WHAT NEEDS TO BE DONE
Transcribe the listing word for word.
___ TASK MATERIAL
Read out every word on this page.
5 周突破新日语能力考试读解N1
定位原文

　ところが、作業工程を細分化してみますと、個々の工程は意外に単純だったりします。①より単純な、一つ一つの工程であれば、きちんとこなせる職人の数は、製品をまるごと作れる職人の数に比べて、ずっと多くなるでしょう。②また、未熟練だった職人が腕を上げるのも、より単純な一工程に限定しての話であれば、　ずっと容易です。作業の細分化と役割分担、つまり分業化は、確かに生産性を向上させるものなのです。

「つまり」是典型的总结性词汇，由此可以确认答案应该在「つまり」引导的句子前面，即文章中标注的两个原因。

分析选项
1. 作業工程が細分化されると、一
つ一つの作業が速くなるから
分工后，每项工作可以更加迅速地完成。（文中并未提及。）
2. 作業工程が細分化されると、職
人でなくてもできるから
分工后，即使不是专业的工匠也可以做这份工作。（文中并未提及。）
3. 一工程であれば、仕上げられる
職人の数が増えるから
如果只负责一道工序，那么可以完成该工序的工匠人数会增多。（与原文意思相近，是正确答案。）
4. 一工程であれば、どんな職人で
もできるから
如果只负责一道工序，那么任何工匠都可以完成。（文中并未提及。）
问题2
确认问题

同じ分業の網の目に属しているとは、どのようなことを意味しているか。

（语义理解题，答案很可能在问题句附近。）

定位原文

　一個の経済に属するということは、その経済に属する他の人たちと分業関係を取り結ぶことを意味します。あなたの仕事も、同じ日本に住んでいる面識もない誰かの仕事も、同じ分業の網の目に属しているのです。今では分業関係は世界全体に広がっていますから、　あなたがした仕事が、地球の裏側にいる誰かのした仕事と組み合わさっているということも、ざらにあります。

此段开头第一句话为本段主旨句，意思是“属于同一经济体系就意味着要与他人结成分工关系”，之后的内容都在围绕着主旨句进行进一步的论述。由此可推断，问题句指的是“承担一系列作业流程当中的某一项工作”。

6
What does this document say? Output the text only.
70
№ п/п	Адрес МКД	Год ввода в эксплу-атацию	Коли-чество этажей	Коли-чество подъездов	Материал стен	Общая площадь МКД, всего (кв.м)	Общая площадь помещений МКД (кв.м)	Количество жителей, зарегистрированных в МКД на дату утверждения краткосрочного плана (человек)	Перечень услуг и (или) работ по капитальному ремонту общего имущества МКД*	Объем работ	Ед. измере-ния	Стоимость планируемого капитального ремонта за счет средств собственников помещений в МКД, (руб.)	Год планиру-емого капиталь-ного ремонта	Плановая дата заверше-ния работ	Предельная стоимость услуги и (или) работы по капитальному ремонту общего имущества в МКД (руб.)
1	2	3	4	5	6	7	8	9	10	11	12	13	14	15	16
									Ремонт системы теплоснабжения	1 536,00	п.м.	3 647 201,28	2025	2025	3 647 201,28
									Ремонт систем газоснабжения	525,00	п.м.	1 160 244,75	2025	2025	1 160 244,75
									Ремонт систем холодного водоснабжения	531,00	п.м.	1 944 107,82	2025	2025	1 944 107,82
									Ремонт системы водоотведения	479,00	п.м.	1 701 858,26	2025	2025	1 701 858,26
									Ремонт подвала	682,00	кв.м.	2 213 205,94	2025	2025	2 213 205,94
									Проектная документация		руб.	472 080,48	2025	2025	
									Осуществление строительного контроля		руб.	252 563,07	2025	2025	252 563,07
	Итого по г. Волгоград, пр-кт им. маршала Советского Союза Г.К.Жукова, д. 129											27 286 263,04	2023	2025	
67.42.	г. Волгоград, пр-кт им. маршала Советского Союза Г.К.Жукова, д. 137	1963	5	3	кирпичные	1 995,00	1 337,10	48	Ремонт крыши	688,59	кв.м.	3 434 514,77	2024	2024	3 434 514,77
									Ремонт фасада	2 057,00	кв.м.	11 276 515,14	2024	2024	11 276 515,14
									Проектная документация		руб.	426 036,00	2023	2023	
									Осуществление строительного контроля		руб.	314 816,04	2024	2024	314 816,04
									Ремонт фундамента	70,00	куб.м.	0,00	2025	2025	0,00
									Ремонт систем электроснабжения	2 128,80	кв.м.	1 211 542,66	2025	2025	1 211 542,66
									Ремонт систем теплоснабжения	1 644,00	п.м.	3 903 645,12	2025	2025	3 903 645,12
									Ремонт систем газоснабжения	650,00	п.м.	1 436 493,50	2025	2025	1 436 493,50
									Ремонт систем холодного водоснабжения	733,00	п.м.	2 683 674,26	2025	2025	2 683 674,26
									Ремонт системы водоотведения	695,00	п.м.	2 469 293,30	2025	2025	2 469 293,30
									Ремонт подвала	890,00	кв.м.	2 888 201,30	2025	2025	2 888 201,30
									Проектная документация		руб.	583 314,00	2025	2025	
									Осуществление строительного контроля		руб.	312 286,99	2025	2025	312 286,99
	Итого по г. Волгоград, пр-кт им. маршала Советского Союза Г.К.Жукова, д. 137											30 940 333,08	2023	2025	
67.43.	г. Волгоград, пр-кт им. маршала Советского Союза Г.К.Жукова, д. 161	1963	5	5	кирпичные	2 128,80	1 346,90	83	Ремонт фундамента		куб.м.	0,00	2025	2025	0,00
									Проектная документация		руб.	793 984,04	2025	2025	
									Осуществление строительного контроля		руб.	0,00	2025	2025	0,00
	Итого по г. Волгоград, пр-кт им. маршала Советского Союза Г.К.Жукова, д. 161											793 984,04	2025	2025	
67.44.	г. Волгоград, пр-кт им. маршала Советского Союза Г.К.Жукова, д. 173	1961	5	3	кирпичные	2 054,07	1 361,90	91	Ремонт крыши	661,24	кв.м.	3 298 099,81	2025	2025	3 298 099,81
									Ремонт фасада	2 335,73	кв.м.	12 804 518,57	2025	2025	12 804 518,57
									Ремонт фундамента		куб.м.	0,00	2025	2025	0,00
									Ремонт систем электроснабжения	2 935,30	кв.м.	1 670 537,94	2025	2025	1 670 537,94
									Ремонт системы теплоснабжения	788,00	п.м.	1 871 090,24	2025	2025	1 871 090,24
______
SOLUTION FOR THIS TASK
Read out every word on this page.
5 周突破新日语能力考试读解N1
定位原文

　ところが、作業工程を細分化してみますと、個々の工程は意外に単純だったりします。①より単純な、一つ一つの工程であれば、きちんとこなせる職人の数は、製品をまるごと作れる職人の数に比べて、ずっと多くなるでしょう。②また、未熟練だった職人が腕を上げるのも、より単純な一工程に限定しての話であれば、　ずっと容易です。作業の細分化と役割分担、つまり分業化は、確かに生産性を向上させるものなのです。

「つまり」是典型的总结性词汇，由此可以确认答案应该在「つまり」引导的句子前面，即文章中标注的两个原因。

分析选项
1. 作業工程が細分化されると、一
つ一つの作業が速くなるから
分工后，每项工作可以更加迅速地完成。（文中并未提及。）
2. 作業工程が細分化されると、職
人でなくてもできるから
分工后，即使不是专业的工匠也可以做这份工作。（文中并未提及。）
3. 一工程であれば、仕上げられる
職人の数が増えるから
如果只负责一道工序，那么可以完成该工序的工匠人数会增多。（与原文意思相近，是正确答案。）
4. 一工程であれば、どんな職人で
もできるから
如果只负责一道工序，那么任何工匠都可以完成。（文中并未提及。）
问题2
确认问题

同じ分業の網の目に属しているとは、どのようなことを意味しているか。

（语义理解题，答案很可能在问题句附近。）

定位原文

　一個の経済に属するということは、その経済に属する他の人たちと分業関係を取り結ぶことを意味します。あなたの仕事も、同じ日本に住んでいる面識もない誰かの仕事も、同じ分業の網の目に属しているのです。今では分業関係は世界全体に広がっていますから、　あなたがした仕事が、地球の裏側にいる誰かのした仕事と組み合わさっているということも、ざらにあります。

此段开头第一句话为本段主旨句，意思是“属于同一经济体系就意味着要与他人结成分工关系”，之后的内容都在围绕着主旨句进行进一步的论述。由此可推断，问题句指的是“承担一系列作业流程当中的某一项工作”。

6
What does this document say? Output the text only.
70
№ п/п	Адрес МКД	Год ввода в эксплу-атацию	Коли-чество этажей	Коли-чество подъездов	Материал стен	Общая площадь МКД, всего (кв.м)	Общая площадь помещений МКД (кв.м)	Количество жителей, зарегистрированных в МКД на дату утверждения краткосрочного плана (человек)	Перечень услуг и (или) работ по капитальному ремонту общего имущества МКД*	Объем работ	Ед. измере-ния	Стоимость планируемого капитального ремонта за счет средств собственников помещений в МКД, (руб.)	Год планиру-емого капиталь-ного ремонта	Плановая дата заверше-ния работ	Предельная стоимость услуги и (или) работы по капитальному ремонту общего имущества в МКД (руб.)
1	2	3	4	5	6	7	8	9	10	11	12	13	14	15	16
									Ремонт системы теплоснабжения	1 536,00	п.м.	3 647 201,28	2025	2025	3 647 201,28
									Ремонт систем газоснабжения	525,00	п.м.	1 160 244,75	2025	2025	1 160 244,75
									Ремонт систем холодного водоснабжения	531,00	п.м.	1 944 107,82	2025	2025	1 944 107,82
									Ремонт системы водоотведения	479,00	п.м.	1 701 858,26	2025	2025	1 701 858,26
									Ремонт подвала	682,00	кв.м.	2 213 205,94	2025	2025	2 213 205,94
									Проектная документация		руб.	472 080,48	2025	2025	
									Осуществление строительного контроля		руб.	252 563,07	2025	2025	252 563,07
	Итого по г. Волгоград, пр-кт им. маршала Советского Союза Г.К.Жукова, д. 129											27 286 263,04	2023	2025	
67.42.	г. Волгоград, пр-кт им. маршала Советского Союза Г.К.Жукова, д. 137	1963	5	3	кирпичные	1 995,00	1 337,10	48	Ремонт крыши	688,59	кв.м.	3 434 514,77	2024	2024	3 434 514,77
									Ремонт фасада	2 057,00	кв.м.	11 276 515,14	2024	2024	11 276 515,14
									Проектная документация		руб.	426 036,00	2023	2023	
									Осуществление строительного контроля		руб.	314 816,04	2024	2024	314 816,04
									Ремонт фундамента	70,00	куб.м.	0,00	2025	2025	0,00
									Ремонт систем электроснабжения	2 128,80	кв.м.	1 211 542,66	2025	2025	1 211 542,66
									Ремонт систем теплоснабжения	1 644,00	п.м.	3 903 645,12	2025	2025	3 903 645,12
									Ремонт систем газоснабжения	650,00	п.м.	1 436 493,50	2025	2025	1 436 493,50
									Ремонт систем холодного водоснабжения	733,00	п.м.	2 683 674,26	2025	2025	2 683 674,26
									Ремонт системы водоотведения	695,00	п.м.	2 469 293,30	2025	2025	2 469 293,30
									Ремонт подвала	890,00	кв.м.	2 888 201,30	2025	2025	2 888 201,30
									Проектная документация		руб.	583 314,00	2025	2025	
									Осуществление строительного контроля		руб.	312 286,99	2025	2025	312 286,99
	Итого по г. Волгоград, пр-кт им. маршала Советского Союза Г.К.Жукова, д. 137											30 940 333,08	2023	2025	
67.43.	г. Волгоград, пр-кт им. маршала Советского Союза Г.К.Жукова, д. 161	1963	5	5	кирпичные	2 128,80	1 346,90	83	Ремонт фундамента		куб.м.	0,00	2025	2025	0,00
									Проектная документация		руб.	793 984,04	2025	2025	
									Осуществление строительного контроля		руб.	0,00	2025	2025	0,00
	Итого по г. Волгоград, пр-кт им. маршала Советского Союза Г.К.Жукова, д. 161											793 984,04	2025	2025	
67.44.	г. Волгоград, пр-кт им. маршала Советского Союза Г.К.Жукова, д. 173	1961	5	3	кирпичные	2 054,07	1 361,90	91	Ремонт крыши	661,24	кв.м.	3 298 099,81	2025	2025	3 298 099,81
									Ремонт фасада	2 335,73	кв.м.	12 804 518,57	2025	2025	12 804 518,57
									Ремонт фундамента		куб.м.	0,00	2025	2025	0,00
									Ремонт систем электроснабжения	2 935,30	кв.м.	1 670 537,94	2025	2025	1 670 537,94
									Ремонт системы теплоснабжения	788,00	п.м.	1 871 090,24	2025	2025	1 871 090,24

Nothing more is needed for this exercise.